— begin Data shown —
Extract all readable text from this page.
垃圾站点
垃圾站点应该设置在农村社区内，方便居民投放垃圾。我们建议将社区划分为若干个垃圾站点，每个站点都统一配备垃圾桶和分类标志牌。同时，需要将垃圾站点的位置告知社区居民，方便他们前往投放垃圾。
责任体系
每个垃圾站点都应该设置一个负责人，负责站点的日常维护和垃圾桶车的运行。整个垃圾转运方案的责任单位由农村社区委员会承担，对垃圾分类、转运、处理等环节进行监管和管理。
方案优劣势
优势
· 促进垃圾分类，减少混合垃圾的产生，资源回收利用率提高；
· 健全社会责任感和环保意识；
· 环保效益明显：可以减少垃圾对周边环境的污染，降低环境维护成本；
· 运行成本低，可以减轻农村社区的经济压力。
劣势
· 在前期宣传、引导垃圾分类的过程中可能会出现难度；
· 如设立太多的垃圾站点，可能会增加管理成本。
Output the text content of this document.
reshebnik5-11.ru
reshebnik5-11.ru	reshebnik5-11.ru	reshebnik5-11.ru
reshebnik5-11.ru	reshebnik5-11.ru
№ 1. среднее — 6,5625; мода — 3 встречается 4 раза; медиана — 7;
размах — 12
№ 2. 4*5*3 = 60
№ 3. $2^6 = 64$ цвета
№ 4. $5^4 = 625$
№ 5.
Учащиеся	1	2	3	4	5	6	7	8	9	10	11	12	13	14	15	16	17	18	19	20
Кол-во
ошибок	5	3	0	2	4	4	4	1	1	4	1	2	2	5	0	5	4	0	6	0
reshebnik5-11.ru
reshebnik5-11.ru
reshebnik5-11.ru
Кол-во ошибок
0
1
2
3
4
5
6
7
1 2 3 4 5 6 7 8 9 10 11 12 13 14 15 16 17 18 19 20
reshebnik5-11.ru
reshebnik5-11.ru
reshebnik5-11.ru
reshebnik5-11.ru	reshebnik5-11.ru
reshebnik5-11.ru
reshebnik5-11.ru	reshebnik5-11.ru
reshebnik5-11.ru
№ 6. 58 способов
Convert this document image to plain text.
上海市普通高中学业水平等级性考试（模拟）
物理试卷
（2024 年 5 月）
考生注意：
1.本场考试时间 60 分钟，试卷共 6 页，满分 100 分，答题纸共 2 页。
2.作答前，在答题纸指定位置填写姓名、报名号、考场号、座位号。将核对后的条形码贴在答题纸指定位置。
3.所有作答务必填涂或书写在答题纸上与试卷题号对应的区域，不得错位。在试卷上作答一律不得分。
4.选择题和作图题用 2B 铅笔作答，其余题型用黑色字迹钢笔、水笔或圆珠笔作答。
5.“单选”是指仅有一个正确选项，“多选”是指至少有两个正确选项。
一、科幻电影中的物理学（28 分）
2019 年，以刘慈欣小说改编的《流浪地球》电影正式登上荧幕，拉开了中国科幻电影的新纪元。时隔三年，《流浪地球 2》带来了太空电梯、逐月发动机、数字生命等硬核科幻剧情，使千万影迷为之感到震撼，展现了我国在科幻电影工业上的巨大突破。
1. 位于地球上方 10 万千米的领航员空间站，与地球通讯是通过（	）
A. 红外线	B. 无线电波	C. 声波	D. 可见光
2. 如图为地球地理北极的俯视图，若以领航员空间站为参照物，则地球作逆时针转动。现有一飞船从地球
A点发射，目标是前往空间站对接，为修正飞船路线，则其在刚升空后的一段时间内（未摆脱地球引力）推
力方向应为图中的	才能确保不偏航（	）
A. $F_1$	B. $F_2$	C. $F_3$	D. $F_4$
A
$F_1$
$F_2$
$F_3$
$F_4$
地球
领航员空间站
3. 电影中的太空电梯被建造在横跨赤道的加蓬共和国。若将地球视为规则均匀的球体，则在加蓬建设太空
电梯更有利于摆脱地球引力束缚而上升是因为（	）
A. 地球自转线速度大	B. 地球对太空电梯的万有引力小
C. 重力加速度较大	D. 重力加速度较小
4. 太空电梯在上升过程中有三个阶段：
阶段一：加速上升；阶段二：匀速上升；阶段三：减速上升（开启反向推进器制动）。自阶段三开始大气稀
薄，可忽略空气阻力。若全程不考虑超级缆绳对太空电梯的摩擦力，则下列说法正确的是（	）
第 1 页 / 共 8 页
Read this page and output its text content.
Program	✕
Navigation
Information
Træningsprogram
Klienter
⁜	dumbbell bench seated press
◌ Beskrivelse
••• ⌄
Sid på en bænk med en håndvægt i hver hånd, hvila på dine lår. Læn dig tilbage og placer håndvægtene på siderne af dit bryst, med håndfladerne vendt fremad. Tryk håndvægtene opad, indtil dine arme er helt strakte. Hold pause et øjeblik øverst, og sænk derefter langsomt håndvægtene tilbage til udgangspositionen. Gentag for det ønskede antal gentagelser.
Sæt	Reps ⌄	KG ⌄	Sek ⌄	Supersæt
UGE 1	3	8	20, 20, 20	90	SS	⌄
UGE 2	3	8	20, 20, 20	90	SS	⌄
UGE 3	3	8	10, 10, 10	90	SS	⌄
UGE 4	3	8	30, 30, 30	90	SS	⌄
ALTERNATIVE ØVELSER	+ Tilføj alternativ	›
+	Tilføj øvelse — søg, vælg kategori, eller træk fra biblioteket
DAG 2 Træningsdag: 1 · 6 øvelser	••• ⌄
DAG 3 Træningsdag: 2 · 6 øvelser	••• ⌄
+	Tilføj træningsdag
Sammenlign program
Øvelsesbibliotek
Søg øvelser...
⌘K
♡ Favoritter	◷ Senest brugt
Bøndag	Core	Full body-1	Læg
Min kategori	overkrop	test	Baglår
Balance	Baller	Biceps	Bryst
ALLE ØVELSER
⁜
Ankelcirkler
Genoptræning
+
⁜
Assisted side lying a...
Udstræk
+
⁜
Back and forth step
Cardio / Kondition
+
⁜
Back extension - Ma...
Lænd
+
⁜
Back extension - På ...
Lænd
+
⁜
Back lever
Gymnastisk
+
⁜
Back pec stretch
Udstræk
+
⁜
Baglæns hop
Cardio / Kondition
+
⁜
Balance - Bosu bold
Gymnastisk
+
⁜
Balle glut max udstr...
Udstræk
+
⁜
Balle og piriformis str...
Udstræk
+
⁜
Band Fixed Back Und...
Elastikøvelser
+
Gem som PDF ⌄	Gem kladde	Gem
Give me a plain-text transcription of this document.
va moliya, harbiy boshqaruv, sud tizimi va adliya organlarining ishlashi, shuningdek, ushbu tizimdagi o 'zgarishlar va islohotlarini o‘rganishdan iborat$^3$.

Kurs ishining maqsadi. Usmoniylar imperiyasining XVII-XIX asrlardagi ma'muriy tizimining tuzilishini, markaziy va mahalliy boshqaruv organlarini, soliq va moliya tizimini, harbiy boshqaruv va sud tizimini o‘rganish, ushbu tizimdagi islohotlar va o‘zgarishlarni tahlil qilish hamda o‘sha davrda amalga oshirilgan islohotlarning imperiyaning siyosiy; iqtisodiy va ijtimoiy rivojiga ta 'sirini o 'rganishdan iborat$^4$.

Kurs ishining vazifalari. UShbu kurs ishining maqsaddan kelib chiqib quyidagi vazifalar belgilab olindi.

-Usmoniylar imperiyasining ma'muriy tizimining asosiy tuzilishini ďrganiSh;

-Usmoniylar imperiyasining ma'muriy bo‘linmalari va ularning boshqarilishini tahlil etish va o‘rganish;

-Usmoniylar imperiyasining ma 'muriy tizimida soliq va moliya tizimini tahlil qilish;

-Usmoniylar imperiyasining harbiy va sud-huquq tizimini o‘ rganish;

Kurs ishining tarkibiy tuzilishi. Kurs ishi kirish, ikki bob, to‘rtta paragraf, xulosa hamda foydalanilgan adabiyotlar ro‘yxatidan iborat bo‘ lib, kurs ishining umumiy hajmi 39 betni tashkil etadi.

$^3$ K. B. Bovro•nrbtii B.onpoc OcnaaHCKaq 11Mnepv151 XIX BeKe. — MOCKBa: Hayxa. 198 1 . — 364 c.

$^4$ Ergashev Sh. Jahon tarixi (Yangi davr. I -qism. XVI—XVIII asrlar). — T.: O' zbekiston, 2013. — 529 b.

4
— end Data shown —
> Exercise instructions
Find every line in the listing that holds the string "rganishdan", then say how many there are as a bare number.

> Solution to the problem
2